(Records excerpted from a collection)
━━━

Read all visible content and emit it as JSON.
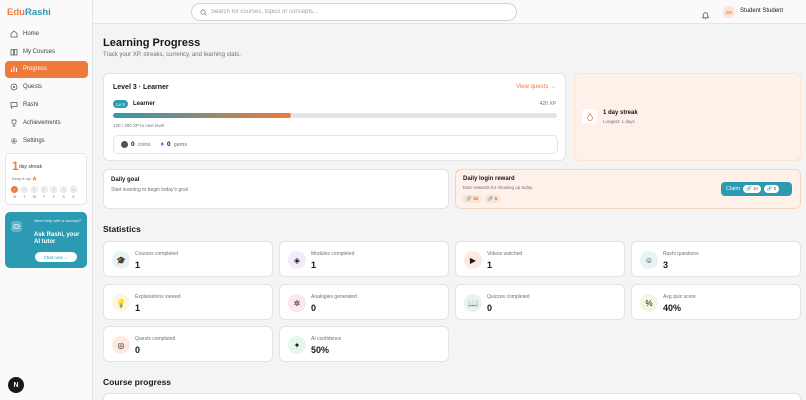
{
  "app": {
    "logo_part1": "Edu",
    "logo_part2": "Rashi"
  },
  "sidebar": {
    "items": [
      {
        "label": "Home",
        "icon": "home-icon",
        "active": false
      },
      {
        "label": "My Courses",
        "icon": "book-icon",
        "active": false
      },
      {
        "label": "Progress",
        "icon": "bar-chart-icon",
        "active": true
      },
      {
        "label": "Quests",
        "icon": "compass-icon",
        "active": false
      },
      {
        "label": "Rashi",
        "icon": "chat-icon",
        "active": false
      },
      {
        "label": "Achievements",
        "icon": "trophy-icon",
        "active": false
      },
      {
        "label": "Settings",
        "icon": "gear-icon",
        "active": false
      }
    ],
    "streak": {
      "count": "1",
      "label": "day streak",
      "keep": "Keep it up! 🔥",
      "days": [
        {
          "num": "✓",
          "letter": "M",
          "done": true
        },
        {
          "num": "0",
          "letter": "T",
          "done": false
        },
        {
          "num": "0",
          "letter": "W",
          "done": false
        },
        {
          "num": "0",
          "letter": "T",
          "done": false
        },
        {
          "num": "0",
          "letter": "F",
          "done": false
        },
        {
          "num": "0",
          "letter": "S",
          "done": false
        },
        {
          "num": "0",
          "letter": "S",
          "done": false
        }
      ]
    },
    "rashi_card": {
      "question": "Need help with a concept?",
      "title": "Ask Rashi, your AI tutor",
      "button": "Chat now →"
    },
    "badge": "N"
  },
  "header": {
    "search_placeholder": "Search for courses, topics or concepts...",
    "avatar_initials": "SS",
    "user_name": "Student Student"
  },
  "page": {
    "title": "Learning Progress",
    "subtitle": "Track your XP, streaks, currency, and learning stats."
  },
  "level": {
    "title": "Level 3 · Learner",
    "view_quests": "View quests →",
    "badge": "Lv 3",
    "name": "Learner",
    "xp_total": "420 XP",
    "progress_fraction": 0.4,
    "next_level": "120 / 300 XP to next level",
    "coins_value": "0",
    "coins_label": "coins",
    "gems_value": "0",
    "gems_label": "gems"
  },
  "streak_card": {
    "title": "1 day streak",
    "longest": "Longest: 1 days"
  },
  "daily_goal": {
    "title": "Daily goal",
    "subtitle": "Start learning to begin today's goal"
  },
  "daily_reward": {
    "title": "Daily login reward",
    "subtitle": "Earn rewards for showing up today",
    "chip1": "🔗 15",
    "chip2": "🔗 5",
    "claim": "Claim",
    "claim_chip1": "🔗 10",
    "claim_chip2": "🔗 5"
  },
  "statistics": {
    "heading": "Statistics",
    "items": [
      {
        "label": "Courses completed",
        "value": "1",
        "icon": "graduation-cap-icon",
        "glyph": "🎓",
        "bg": "#e6f4f7"
      },
      {
        "label": "Modules completed",
        "value": "1",
        "icon": "layers-icon",
        "glyph": "◈",
        "bg": "#f1ebfb"
      },
      {
        "label": "Videos watched",
        "value": "1",
        "icon": "video-icon",
        "glyph": "▶",
        "bg": "#fde9df"
      },
      {
        "label": "Rashi questions",
        "value": "3",
        "icon": "robot-icon",
        "glyph": "☺",
        "bg": "#e6f4f7"
      },
      {
        "label": "Explanations viewed",
        "value": "1",
        "icon": "lightbulb-icon",
        "glyph": "💡",
        "bg": "#fdf6dc"
      },
      {
        "label": "Analogies generated",
        "value": "0",
        "icon": "link-icon",
        "glyph": "✲",
        "bg": "#fde6ee"
      },
      {
        "label": "Quizzes completed",
        "value": "0",
        "icon": "open-book-icon",
        "glyph": "📖",
        "bg": "#e5f6ec"
      },
      {
        "label": "Avg quiz score",
        "value": "40%",
        "icon": "percent-icon",
        "glyph": "%",
        "bg": "#f4f7e0"
      },
      {
        "label": "Quests completed",
        "value": "0",
        "icon": "target-icon",
        "glyph": "◎",
        "bg": "#fde9df"
      },
      {
        "label": "AI confidence",
        "value": "50%",
        "icon": "sparkle-icon",
        "glyph": "✦",
        "bg": "#e5f6ec"
      }
    ]
  },
  "course_progress": {
    "heading": "Course progress"
  },
  "colors": {
    "accent": "#f07a3a",
    "brand": "#2b9ab2"
  }
}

━━━

TASK STATEMENT:
Copy the data word for word. Pictures do not go in the copy.

RESPONSE FOR THIS EXERCISE:
Read all visible content and emit it as JSON.
{
  "app": {
    "logo_part1": "Edu",
    "logo_part2": "Rashi"
  },
  "sidebar": {
    "items": [
      {
        "label": "Home",
        "icon": "home-icon",
        "active": false
      },
      {
        "label": "My Courses",
        "icon": "book-icon",
        "active": false
      },
      {
        "label": "Progress",
        "icon": "bar-chart-icon",
        "active": true
      },
      {
        "label": "Quests",
        "icon": "compass-icon",
        "active": false
      },
      {
        "label": "Rashi",
        "icon": "chat-icon",
        "active": false
      },
      {
        "label": "Achievements",
        "icon": "trophy-icon",
        "active": false
      },
      {
        "label": "Settings",
        "icon": "gear-icon",
        "active": false
      }
    ],
    "streak": {
      "count": "1",
      "label": "day streak",
      "keep": "Keep it up! 🔥",
      "days": [
        {
          "num": "✓",
          "letter": "M",
          "done": true
        },
        {
          "num": "0",
          "letter": "T",
          "done": false
        },
        {
          "num": "0",
          "letter": "W",
          "done": false
        },
        {
          "num": "0",
          "letter": "T",
          "done": false
        },
        {
          "num": "0",
          "letter": "F",
          "done": false
        },
        {
          "num": "0",
          "letter": "S",
          "done": false
        },
        {
          "num": "0",
          "letter": "S",
          "done": false
        }
      ]
    },
    "rashi_card": {
      "question": "Need help with a concept?",
      "title": "Ask Rashi, your AI tutor",
      "button": "Chat now →"
    },
    "badge": "N"
  },
  "header": {
    "search_placeholder": "Search for courses, topics or concepts...",
    "avatar_initials": "SS",
    "user_name": "Student Student"
  },
  "page": {
    "title": "Learning Progress",
    "subtitle": "Track your XP, streaks, currency, and learning stats."
  },
  "level": {
    "title": "Level 3 · Learner",
    "view_quests": "View quests →",
    "badge": "Lv 3",
    "name": "Learner",
    "xp_total": "420 XP",
    "progress_fraction": 0.4,
    "next_level": "120 / 300 XP to next level",
    "coins_value": "0",
    "coins_label": "coins",
    "gems_value": "0",
    "gems_label": "gems"
  },
  "streak_card": {
    "title": "1 day streak",
    "longest": "Longest: 1 days"
  },
  "daily_goal": {
    "title": "Daily goal",
    "subtitle": "Start learning to begin today's goal"
  },
  "daily_reward": {
    "title": "Daily login reward",
    "subtitle": "Earn rewards for showing up today",
    "chip1": "🔗 15",
    "chip2": "🔗 5",
    "claim": "Claim",
    "claim_chip1": "🔗 10",
    "claim_chip2": "🔗 5"
  },
  "statistics": {
    "heading": "Statistics",
    "items": [
      {
        "label": "Courses completed",
        "value": "1",
        "icon": "graduation-cap-icon",
        "glyph": "🎓",
        "bg": "#e6f4f7"
      },
      {
        "label": "Modules completed",
        "value": "1",
        "icon": "layers-icon",
        "glyph": "◈",
        "bg": "#f1ebfb"
      },
      {
        "label": "Videos watched",
        "value": "1",
        "icon": "video-icon",
        "glyph": "▶",
        "bg": "#fde9df"
      },
      {
        "label": "Rashi questions",
        "value": "3",
        "icon": "robot-icon",
        "glyph": "☺",
        "bg": "#e6f4f7"
      },
      {
        "label": "Explanations viewed",
        "value": "1",
        "icon": "lightbulb-icon",
        "glyph": "💡",
        "bg": "#fdf6dc"
      },
      {
        "label": "Analogies generated",
        "value": "0",
        "icon": "link-icon",
        "glyph": "✲",
        "bg": "#fde6ee"
      },
      {
        "label": "Quizzes completed",
        "value": "0",
        "icon": "open-book-icon",
        "glyph": "📖",
        "bg": "#e5f6ec"
      },
      {
        "label": "Avg quiz score",
        "value": "40%",
        "icon": "percent-icon",
        "glyph": "%",
        "bg": "#f4f7e0"
      },
      {
        "label": "Quests completed",
        "value": "0",
        "icon": "target-icon",
        "glyph": "◎",
        "bg": "#fde9df"
      },
      {
        "label": "AI confidence",
        "value": "50%",
        "icon": "sparkle-icon",
        "glyph": "✦",
        "bg": "#e5f6ec"
      }
    ]
  },
  "course_progress": {
    "heading": "Course progress"
  },
  "colors": {
    "accent": "#f07a3a",
    "brand": "#2b9ab2"
  }
}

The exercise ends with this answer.